__WORK REQUIRED__:
Reproduce the material word for word; the images stay out.

__Extracts from a graphics dataset__:
** begin **

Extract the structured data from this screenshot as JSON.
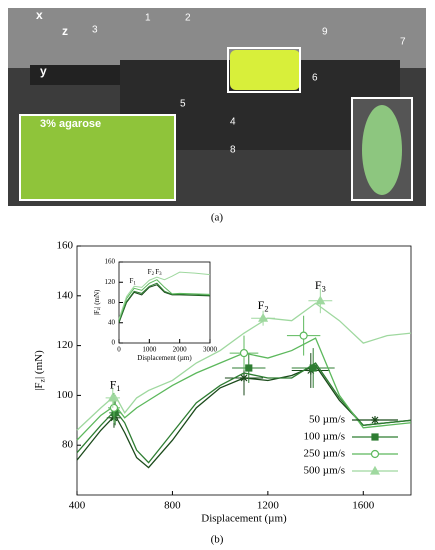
{
  "figure_a": {
    "labels": [
      "1",
      "2",
      "3",
      "4",
      "5",
      "6",
      "7",
      "8",
      "9"
    ],
    "axes": [
      "x",
      "y",
      "z"
    ],
    "inset_text": "3% agarose",
    "caption": "(a)"
  },
  "caption_b": "(b)",
  "chart_data": [
    {
      "type": "line",
      "title_parts": null,
      "x_label": "Displacement (µm)",
      "y_label": {
        "main": "|F",
        "sub": "z",
        "end": "| (mN)"
      },
      "xlim": [
        400,
        1800
      ],
      "xticks": [
        400,
        800,
        1200,
        1600
      ],
      "ylim": [
        60,
        160
      ],
      "yticks": [
        80,
        100,
        120,
        140,
        160
      ],
      "x": [
        400,
        500,
        560,
        600,
        650,
        700,
        800,
        900,
        1000,
        1100,
        1200,
        1300,
        1400,
        1500,
        1600,
        1700,
        1800
      ],
      "legend": "lower right",
      "annotations": [
        {
          "main": "F",
          "sub": "1",
          "x": 560,
          "y": 104
        },
        {
          "main": "F",
          "sub": "2",
          "x": 1180,
          "y": 136
        },
        {
          "main": "F",
          "sub": "3",
          "x": 1420,
          "y": 144
        }
      ],
      "series": [
        {
          "name": "50 µm/s",
          "color": "#1b4a1b",
          "marker": "asterisk",
          "values": [
            74,
            86,
            92,
            85,
            75,
            71,
            82,
            95,
            103,
            107,
            106,
            108,
            112,
            98,
            88,
            89,
            90
          ],
          "markers": {
            "x": [
              555,
              1100,
              1380
            ],
            "y": [
              91,
              107,
              110
            ],
            "xerr": [
              30,
              80,
              80
            ],
            "yerr": [
              4,
              7,
              7
            ]
          }
        },
        {
          "name": "100 µm/s",
          "color": "#2e7d32",
          "marker": "square",
          "values": [
            77,
            88,
            94,
            89,
            78,
            73,
            85,
            97,
            104,
            109,
            107,
            107,
            113,
            99,
            88,
            89,
            90
          ],
          "markers": {
            "x": [
              560,
              1120,
              1390
            ],
            "y": [
              93,
              111,
              111
            ],
            "xerr": [
              25,
              70,
              90
            ],
            "yerr": [
              5,
              6,
              8
            ]
          }
        },
        {
          "name": "250 µm/s",
          "color": "#5cb85c",
          "marker": "circle",
          "values": [
            82,
            92,
            96,
            91,
            95,
            98,
            104,
            109,
            113,
            117,
            115,
            118,
            123,
            100,
            87,
            88,
            89
          ],
          "markers": {
            "x": [
              555,
              1100,
              1350
            ],
            "y": [
              95,
              117,
              124
            ],
            "xerr": [
              25,
              60,
              70
            ],
            "yerr": [
              6,
              7,
              8
            ]
          }
        },
        {
          "name": "500 µm/s",
          "color": "#9fd89f",
          "marker": "triangle",
          "values": [
            86,
            95,
            100,
            93,
            99,
            102,
            106,
            113,
            118,
            125,
            131,
            130,
            137,
            130,
            121,
            124,
            125
          ],
          "markers": {
            "x": [
              550,
              1180,
              1420
            ],
            "y": [
              99,
              131,
              138
            ],
            "xerr": [
              30,
              50,
              50
            ],
            "yerr": [
              4,
              3,
              5
            ]
          }
        }
      ]
    },
    {
      "type": "line",
      "x_label": "Displacement (µm)",
      "y_label": {
        "main": "|F",
        "sub": "z",
        "end": "| (mN)"
      },
      "xlim": [
        0,
        3000
      ],
      "xticks": [
        0,
        1000,
        2000,
        3000
      ],
      "ylim": [
        0,
        160
      ],
      "yticks": [
        0,
        40,
        80,
        120,
        160
      ],
      "x": [
        0,
        250,
        500,
        750,
        1000,
        1250,
        1500,
        1750,
        2000,
        2500,
        3000
      ],
      "annotations": [
        {
          "main": "F",
          "sub": "1",
          "x": 450,
          "y": 122
        },
        {
          "main": "F",
          "sub": "2",
          "x": 1050,
          "y": 140
        },
        {
          "main": "F",
          "sub": "3",
          "x": 1300,
          "y": 140
        }
      ],
      "series": [
        {
          "color": "#1b4a1b",
          "values": [
            40,
            80,
            100,
            95,
            110,
            115,
            100,
            95,
            95,
            94,
            93
          ]
        },
        {
          "color": "#2e7d32",
          "values": [
            42,
            82,
            102,
            98,
            112,
            118,
            102,
            96,
            96,
            95,
            94
          ]
        },
        {
          "color": "#5cb85c",
          "values": [
            45,
            88,
            108,
            104,
            118,
            125,
            110,
            97,
            98,
            97,
            96
          ]
        },
        {
          "color": "#9fd89f",
          "values": [
            48,
            92,
            112,
            110,
            124,
            130,
            125,
            132,
            140,
            138,
            135
          ]
        }
      ]
    }
  ]
}
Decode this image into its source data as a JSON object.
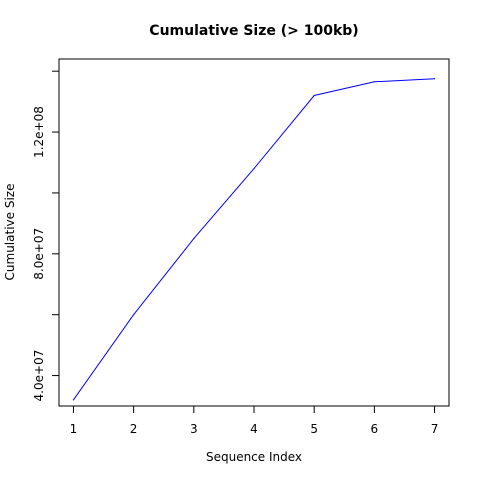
{
  "chart_data": {
    "type": "line",
    "title": "Cumulative Size (> 100kb)",
    "xlabel": "Sequence Index",
    "ylabel": "Cumulative Size",
    "x": [
      1,
      2,
      3,
      4,
      5,
      6,
      7
    ],
    "y": [
      32000000,
      60000000,
      85000000,
      108000000,
      132000000,
      136500000,
      137500000
    ],
    "xlim": [
      0.76,
      7.24
    ],
    "ylim": [
      30000000,
      144000000
    ],
    "xticks": [
      1,
      2,
      3,
      4,
      5,
      6,
      7
    ],
    "xtick_labels": [
      "1",
      "2",
      "3",
      "4",
      "5",
      "6",
      "7"
    ],
    "yticks": [
      40000000,
      60000000,
      80000000,
      100000000,
      120000000,
      140000000
    ],
    "yticks_labeled": [
      40000000,
      80000000,
      120000000
    ],
    "ytick_labels": [
      "4.0e+07",
      "8.0e+07",
      "1.2e+08"
    ],
    "line_color": "#0000ff",
    "grid": false,
    "legend": "none"
  }
}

** end **

__RESPONSE BELOW__:
Extract the structured data from this screenshot as JSON.
{
  "figure_a": {
    "labels": [
      "1",
      "2",
      "3",
      "4",
      "5",
      "6",
      "7",
      "8",
      "9"
    ],
    "axes": [
      "x",
      "y",
      "z"
    ],
    "inset_text": "3% agarose",
    "caption": "(a)"
  },
  "caption_b": "(b)",
  "chart_data": [
    {
      "type": "line",
      "title_parts": null,
      "x_label": "Displacement (µm)",
      "y_label": {
        "main": "|F",
        "sub": "z",
        "end": "| (mN)"
      },
      "xlim": [
        400,
        1800
      ],
      "xticks": [
        400,
        800,
        1200,
        1600
      ],
      "ylim": [
        60,
        160
      ],
      "yticks": [
        80,
        100,
        120,
        140,
        160
      ],
      "x": [
        400,
        500,
        560,
        600,
        650,
        700,
        800,
        900,
        1000,
        1100,
        1200,
        1300,
        1400,
        1500,
        1600,
        1700,
        1800
      ],
      "legend": "lower right",
      "annotations": [
        {
          "main": "F",
          "sub": "1",
          "x": 560,
          "y": 104
        },
        {
          "main": "F",
          "sub": "2",
          "x": 1180,
          "y": 136
        },
        {
          "main": "F",
          "sub": "3",
          "x": 1420,
          "y": 144
        }
      ],
      "series": [
        {
          "name": "50 µm/s",
          "color": "#1b4a1b",
          "marker": "asterisk",
          "values": [
            74,
            86,
            92,
            85,
            75,
            71,
            82,
            95,
            103,
            107,
            106,
            108,
            112,
            98,
            88,
            89,
            90
          ],
          "markers": {
            "x": [
              555,
              1100,
              1380
            ],
            "y": [
              91,
              107,
              110
            ],
            "xerr": [
              30,
              80,
              80
            ],
            "yerr": [
              4,
              7,
              7
            ]
          }
        },
        {
          "name": "100 µm/s",
          "color": "#2e7d32",
          "marker": "square",
          "values": [
            77,
            88,
            94,
            89,
            78,
            73,
            85,
            97,
            104,
            109,
            107,
            107,
            113,
            99,
            88,
            89,
            90
          ],
          "markers": {
            "x": [
              560,
              1120,
              1390
            ],
            "y": [
              93,
              111,
              111
            ],
            "xerr": [
              25,
              70,
              90
            ],
            "yerr": [
              5,
              6,
              8
            ]
          }
        },
        {
          "name": "250 µm/s",
          "color": "#5cb85c",
          "marker": "circle",
          "values": [
            82,
            92,
            96,
            91,
            95,
            98,
            104,
            109,
            113,
            117,
            115,
            118,
            123,
            100,
            87,
            88,
            89
          ],
          "markers": {
            "x": [
              555,
              1100,
              1350
            ],
            "y": [
              95,
              117,
              124
            ],
            "xerr": [
              25,
              60,
              70
            ],
            "yerr": [
              6,
              7,
              8
            ]
          }
        },
        {
          "name": "500 µm/s",
          "color": "#9fd89f",
          "marker": "triangle",
          "values": [
            86,
            95,
            100,
            93,
            99,
            102,
            106,
            113,
            118,
            125,
            131,
            130,
            137,
            130,
            121,
            124,
            125
          ],
          "markers": {
            "x": [
              550,
              1180,
              1420
            ],
            "y": [
              99,
              131,
              138
            ],
            "xerr": [
              30,
              50,
              50
            ],
            "yerr": [
              4,
              3,
              5
            ]
          }
        }
      ]
    },
    {
      "type": "line",
      "x_label": "Displacement (µm)",
      "y_label": {
        "main": "|F",
        "sub": "z",
        "end": "| (mN)"
      },
      "xlim": [
        0,
        3000
      ],
      "xticks": [
        0,
        1000,
        2000,
        3000
      ],
      "ylim": [
        0,
        160
      ],
      "yticks": [
        0,
        40,
        80,
        120,
        160
      ],
      "x": [
        0,
        250,
        500,
        750,
        1000,
        1250,
        1500,
        1750,
        2000,
        2500,
        3000
      ],
      "annotations": [
        {
          "main": "F",
          "sub": "1",
          "x": 450,
          "y": 122
        },
        {
          "main": "F",
          "sub": "2",
          "x": 1050,
          "y": 140
        },
        {
          "main": "F",
          "sub": "3",
          "x": 1300,
          "y": 140
        }
      ],
      "series": [
        {
          "color": "#1b4a1b",
          "values": [
            40,
            80,
            100,
            95,
            110,
            115,
            100,
            95,
            95,
            94,
            93
          ]
        },
        {
          "color": "#2e7d32",
          "values": [
            42,
            82,
            102,
            98,
            112,
            118,
            102,
            96,
            96,
            95,
            94
          ]
        },
        {
          "color": "#5cb85c",
          "values": [
            45,
            88,
            108,
            104,
            118,
            125,
            110,
            97,
            98,
            97,
            96
          ]
        },
        {
          "color": "#9fd89f",
          "values": [
            48,
            92,
            112,
            110,
            124,
            130,
            125,
            132,
            140,
            138,
            135
          ]
        }
      ]
    }
  ]
}
Decode this image into its source data as a JSON object.
{
  "chart_data": {
    "type": "line",
    "title": "Cumulative Size (> 100kb)",
    "xlabel": "Sequence Index",
    "ylabel": "Cumulative Size",
    "x": [
      1,
      2,
      3,
      4,
      5,
      6,
      7
    ],
    "y": [
      32000000,
      60000000,
      85000000,
      108000000,
      132000000,
      136500000,
      137500000
    ],
    "xlim": [
      0.76,
      7.24
    ],
    "ylim": [
      30000000,
      144000000
    ],
    "xticks": [
      1,
      2,
      3,
      4,
      5,
      6,
      7
    ],
    "xtick_labels": [
      "1",
      "2",
      "3",
      "4",
      "5",
      "6",
      "7"
    ],
    "yticks": [
      40000000,
      60000000,
      80000000,
      100000000,
      120000000,
      140000000
    ],
    "yticks_labeled": [
      40000000,
      80000000,
      120000000
    ],
    "ytick_labels": [
      "4.0e+07",
      "8.0e+07",
      "1.2e+08"
    ],
    "line_color": "#0000ff",
    "grid": false,
    "legend": "none"
  }
}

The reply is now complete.